● **DATA RECORDS**
** begin **

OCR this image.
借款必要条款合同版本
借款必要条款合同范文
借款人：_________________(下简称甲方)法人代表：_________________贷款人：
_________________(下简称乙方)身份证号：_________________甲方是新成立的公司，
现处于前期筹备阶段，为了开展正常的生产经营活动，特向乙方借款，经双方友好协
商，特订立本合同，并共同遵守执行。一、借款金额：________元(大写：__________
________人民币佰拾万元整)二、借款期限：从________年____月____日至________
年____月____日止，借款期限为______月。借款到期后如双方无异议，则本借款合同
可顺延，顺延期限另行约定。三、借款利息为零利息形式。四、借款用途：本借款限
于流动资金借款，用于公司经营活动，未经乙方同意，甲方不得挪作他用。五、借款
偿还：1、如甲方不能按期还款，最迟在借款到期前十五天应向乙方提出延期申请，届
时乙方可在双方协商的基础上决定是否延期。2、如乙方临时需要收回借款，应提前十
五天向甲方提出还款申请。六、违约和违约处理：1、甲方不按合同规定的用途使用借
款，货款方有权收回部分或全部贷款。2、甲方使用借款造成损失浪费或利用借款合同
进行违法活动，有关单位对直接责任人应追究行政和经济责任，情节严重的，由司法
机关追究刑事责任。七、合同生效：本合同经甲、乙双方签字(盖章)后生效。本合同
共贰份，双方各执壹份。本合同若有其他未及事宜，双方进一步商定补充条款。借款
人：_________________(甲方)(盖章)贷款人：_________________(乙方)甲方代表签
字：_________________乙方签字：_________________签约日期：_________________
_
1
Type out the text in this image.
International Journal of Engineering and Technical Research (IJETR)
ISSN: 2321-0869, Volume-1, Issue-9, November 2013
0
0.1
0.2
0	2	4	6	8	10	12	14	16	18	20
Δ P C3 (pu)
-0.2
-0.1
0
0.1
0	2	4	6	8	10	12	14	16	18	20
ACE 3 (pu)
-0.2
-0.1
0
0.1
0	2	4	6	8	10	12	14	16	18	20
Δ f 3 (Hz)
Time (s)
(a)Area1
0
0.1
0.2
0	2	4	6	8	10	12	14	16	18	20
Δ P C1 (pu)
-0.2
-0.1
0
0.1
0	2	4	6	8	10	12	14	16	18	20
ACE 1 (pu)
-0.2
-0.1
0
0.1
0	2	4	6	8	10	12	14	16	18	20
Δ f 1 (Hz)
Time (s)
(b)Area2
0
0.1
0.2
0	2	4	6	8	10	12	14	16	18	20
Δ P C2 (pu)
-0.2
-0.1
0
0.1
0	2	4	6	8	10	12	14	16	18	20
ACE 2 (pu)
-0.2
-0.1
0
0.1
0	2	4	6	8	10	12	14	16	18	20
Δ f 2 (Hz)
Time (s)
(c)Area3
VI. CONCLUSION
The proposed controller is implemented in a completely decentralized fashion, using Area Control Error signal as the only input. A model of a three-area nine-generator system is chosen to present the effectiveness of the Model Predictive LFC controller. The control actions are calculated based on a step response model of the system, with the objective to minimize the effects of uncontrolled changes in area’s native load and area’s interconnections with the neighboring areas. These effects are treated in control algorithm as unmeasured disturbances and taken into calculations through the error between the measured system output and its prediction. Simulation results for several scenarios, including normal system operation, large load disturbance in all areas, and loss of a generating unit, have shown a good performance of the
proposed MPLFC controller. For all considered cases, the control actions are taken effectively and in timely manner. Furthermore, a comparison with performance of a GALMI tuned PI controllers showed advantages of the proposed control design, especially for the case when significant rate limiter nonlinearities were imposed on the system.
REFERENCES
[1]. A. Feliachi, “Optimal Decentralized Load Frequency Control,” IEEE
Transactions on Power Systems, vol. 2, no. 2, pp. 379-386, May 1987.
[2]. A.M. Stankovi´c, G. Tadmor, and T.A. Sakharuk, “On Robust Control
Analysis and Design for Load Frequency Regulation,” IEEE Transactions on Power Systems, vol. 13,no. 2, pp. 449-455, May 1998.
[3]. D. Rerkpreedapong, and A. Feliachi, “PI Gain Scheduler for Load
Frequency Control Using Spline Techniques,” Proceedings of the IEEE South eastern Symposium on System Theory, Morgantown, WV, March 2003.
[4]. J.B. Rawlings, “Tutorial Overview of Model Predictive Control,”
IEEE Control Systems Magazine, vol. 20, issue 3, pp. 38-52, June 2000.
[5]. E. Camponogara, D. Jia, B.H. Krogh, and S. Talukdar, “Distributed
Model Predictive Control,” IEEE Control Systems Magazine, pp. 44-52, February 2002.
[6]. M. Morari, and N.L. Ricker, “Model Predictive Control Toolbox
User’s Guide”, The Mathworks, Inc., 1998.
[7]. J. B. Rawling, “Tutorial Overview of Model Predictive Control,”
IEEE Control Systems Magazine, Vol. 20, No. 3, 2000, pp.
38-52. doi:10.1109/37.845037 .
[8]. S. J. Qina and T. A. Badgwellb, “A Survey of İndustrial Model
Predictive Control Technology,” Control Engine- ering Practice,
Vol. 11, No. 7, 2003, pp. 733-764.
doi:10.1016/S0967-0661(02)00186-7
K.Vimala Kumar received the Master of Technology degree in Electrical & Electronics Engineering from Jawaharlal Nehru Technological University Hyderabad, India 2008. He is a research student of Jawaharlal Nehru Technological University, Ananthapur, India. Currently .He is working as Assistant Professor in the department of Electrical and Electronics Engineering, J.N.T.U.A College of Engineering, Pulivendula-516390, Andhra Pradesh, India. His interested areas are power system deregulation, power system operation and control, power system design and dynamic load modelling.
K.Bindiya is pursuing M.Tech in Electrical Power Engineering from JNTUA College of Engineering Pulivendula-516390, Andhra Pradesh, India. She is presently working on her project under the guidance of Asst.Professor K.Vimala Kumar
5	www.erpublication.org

** end **

● **PROBLEM TO WORK ON**
In the entries above, identify every line with the string "from".

● **TASK OUTPUT**
K.Vimala Kumar received the Master of Technology degree in Electrical & Electronics Engineering from Jawaharlal Nehru Technological University Hyderabad, India 2008. He is a research student of Jawaharlal Nehru Technological University, Ananthapur, India. Currently .He is working as Assistant Professor in the department of Electrical and Electronics Engineering, J.N.T.U.A College of Engineering, Pulivendula-516390, Andhra Pradesh, India. His interested areas are power system deregulation, power system operation and control, power system design and dynamic load modelling.
K.Bindiya is pursuing M.Tech in Electrical Power Engineering from JNTUA College of Engineering Pulivendula-516390, Andhra Pradesh, India. She is presently working on her project under the guidance of Asst.Professor K.Vimala Kumar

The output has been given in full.